--- Given request ---
Pick out all lines with the word "count" from the records that follow.

===== Recorded data =====

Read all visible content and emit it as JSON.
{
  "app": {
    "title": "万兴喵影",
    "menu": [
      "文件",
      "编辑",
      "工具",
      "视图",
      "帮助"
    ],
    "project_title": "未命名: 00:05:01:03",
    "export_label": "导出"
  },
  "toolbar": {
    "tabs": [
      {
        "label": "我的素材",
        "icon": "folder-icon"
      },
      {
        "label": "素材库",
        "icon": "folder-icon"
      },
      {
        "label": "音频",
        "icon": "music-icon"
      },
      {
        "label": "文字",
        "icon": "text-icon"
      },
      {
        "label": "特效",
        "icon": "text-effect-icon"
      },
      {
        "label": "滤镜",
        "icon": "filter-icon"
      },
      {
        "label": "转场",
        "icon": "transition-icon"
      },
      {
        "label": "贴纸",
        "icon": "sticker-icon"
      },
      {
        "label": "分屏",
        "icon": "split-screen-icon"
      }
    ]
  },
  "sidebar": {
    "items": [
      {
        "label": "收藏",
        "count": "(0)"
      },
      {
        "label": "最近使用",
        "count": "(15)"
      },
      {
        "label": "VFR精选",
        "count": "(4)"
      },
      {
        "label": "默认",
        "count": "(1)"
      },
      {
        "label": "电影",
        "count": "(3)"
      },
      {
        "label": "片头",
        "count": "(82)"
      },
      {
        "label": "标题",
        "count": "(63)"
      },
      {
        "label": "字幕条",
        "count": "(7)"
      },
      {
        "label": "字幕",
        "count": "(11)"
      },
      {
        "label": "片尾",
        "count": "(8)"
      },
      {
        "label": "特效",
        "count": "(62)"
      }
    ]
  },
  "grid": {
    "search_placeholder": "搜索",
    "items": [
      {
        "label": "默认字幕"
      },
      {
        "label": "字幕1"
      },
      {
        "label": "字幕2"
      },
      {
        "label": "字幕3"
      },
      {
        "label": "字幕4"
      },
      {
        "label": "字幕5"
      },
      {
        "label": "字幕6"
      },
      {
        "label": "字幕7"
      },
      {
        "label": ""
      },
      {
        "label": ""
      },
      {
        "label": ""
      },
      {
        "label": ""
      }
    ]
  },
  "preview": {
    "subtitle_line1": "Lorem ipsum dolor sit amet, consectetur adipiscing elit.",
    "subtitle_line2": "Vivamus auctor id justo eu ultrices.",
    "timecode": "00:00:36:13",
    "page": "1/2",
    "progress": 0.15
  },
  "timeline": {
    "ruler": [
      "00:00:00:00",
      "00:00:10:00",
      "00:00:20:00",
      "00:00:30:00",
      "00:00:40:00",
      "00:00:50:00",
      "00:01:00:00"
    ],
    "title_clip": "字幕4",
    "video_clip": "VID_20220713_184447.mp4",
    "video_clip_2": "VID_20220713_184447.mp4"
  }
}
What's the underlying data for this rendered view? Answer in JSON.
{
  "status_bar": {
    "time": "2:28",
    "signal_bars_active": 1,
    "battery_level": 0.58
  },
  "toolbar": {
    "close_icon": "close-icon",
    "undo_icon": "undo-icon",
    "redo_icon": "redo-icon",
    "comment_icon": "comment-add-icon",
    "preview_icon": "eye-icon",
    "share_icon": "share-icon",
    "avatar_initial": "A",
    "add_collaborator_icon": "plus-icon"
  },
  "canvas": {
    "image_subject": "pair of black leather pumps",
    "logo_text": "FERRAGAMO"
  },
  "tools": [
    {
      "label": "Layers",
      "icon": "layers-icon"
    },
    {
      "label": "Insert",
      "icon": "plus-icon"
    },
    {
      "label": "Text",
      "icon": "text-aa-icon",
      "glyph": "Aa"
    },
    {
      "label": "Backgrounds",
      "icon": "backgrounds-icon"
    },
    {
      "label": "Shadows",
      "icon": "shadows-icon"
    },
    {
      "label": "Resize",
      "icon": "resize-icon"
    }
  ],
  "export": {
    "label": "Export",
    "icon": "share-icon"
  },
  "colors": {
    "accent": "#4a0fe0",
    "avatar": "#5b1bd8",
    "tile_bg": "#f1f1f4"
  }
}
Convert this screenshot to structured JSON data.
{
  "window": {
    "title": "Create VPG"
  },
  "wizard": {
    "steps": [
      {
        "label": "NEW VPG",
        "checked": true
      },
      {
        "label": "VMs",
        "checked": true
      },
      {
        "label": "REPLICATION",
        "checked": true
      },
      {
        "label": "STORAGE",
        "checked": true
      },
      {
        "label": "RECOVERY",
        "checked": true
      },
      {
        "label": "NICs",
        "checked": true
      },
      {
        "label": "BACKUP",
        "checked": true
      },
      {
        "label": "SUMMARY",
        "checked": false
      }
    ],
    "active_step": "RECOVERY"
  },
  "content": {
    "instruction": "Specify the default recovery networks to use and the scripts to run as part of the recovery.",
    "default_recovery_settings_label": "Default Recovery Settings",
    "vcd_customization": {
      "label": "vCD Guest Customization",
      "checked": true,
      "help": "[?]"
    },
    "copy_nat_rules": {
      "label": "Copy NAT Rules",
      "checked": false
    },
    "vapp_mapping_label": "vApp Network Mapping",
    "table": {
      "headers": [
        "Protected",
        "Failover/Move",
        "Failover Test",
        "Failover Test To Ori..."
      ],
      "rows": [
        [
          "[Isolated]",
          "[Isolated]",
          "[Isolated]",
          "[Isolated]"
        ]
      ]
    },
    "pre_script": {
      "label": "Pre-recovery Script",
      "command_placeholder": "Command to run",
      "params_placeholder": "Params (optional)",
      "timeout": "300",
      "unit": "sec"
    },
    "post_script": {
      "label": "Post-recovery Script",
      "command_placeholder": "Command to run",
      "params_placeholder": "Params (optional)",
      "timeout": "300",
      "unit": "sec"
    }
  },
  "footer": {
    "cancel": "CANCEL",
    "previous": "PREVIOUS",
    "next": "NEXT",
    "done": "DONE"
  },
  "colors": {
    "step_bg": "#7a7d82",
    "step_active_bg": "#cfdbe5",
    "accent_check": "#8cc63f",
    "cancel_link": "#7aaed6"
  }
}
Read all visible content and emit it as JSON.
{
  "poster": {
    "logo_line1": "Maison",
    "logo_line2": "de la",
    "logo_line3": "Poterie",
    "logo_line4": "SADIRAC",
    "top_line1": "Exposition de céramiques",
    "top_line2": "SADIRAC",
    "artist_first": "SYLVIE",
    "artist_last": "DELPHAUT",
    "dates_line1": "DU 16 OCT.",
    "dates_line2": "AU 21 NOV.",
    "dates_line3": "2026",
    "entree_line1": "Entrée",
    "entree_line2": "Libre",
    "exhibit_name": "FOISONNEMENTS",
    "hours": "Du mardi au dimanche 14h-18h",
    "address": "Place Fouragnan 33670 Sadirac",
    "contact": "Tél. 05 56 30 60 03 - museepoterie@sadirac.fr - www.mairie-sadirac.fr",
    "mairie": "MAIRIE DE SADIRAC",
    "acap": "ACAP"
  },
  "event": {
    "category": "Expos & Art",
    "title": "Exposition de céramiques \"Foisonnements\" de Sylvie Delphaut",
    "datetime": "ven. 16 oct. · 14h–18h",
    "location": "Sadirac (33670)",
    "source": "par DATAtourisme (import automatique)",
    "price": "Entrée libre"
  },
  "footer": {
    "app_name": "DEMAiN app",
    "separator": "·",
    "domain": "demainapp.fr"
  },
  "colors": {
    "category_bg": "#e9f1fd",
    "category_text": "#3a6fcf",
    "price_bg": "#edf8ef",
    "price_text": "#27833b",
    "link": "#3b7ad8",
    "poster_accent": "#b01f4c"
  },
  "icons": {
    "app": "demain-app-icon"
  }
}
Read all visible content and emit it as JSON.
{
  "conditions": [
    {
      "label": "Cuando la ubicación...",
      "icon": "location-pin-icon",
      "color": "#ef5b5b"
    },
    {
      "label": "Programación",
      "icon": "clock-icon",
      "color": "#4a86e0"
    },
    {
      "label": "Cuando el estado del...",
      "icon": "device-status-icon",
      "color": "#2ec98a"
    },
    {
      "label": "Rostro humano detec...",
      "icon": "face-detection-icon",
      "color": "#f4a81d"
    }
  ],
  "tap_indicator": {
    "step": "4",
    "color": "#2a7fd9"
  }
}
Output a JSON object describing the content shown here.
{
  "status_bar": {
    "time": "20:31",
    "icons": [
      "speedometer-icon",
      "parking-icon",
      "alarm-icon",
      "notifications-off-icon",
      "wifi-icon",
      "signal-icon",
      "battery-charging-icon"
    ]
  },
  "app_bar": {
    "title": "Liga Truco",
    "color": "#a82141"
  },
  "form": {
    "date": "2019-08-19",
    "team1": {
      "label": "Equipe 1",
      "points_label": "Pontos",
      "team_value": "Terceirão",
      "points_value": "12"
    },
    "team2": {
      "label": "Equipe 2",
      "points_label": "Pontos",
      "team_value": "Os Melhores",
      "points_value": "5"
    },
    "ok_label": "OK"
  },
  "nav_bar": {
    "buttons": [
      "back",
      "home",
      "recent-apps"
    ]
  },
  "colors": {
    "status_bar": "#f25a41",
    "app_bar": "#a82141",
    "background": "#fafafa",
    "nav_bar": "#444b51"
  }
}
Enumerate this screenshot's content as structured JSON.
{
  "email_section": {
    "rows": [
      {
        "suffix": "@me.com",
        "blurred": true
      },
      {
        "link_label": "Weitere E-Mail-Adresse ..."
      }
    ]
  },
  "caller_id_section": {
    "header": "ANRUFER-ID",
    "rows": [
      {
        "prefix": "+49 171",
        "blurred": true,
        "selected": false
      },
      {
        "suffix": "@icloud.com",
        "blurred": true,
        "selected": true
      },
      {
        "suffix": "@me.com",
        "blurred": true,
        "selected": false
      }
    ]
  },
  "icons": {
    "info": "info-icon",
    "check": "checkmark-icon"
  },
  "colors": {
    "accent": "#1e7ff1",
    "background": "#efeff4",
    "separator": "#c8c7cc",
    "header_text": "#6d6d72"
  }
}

=====

--- Written answer ---
        "count": "(0)"
        "count": "(15)"
        "count": "(4)"
        "count": "(1)"
        "count": "(3)"
        "count": "(82)"
        "count": "(63)"
        "count": "(7)"
        "count": "(11)"
        "count": "(8)"
        "count": "(62)"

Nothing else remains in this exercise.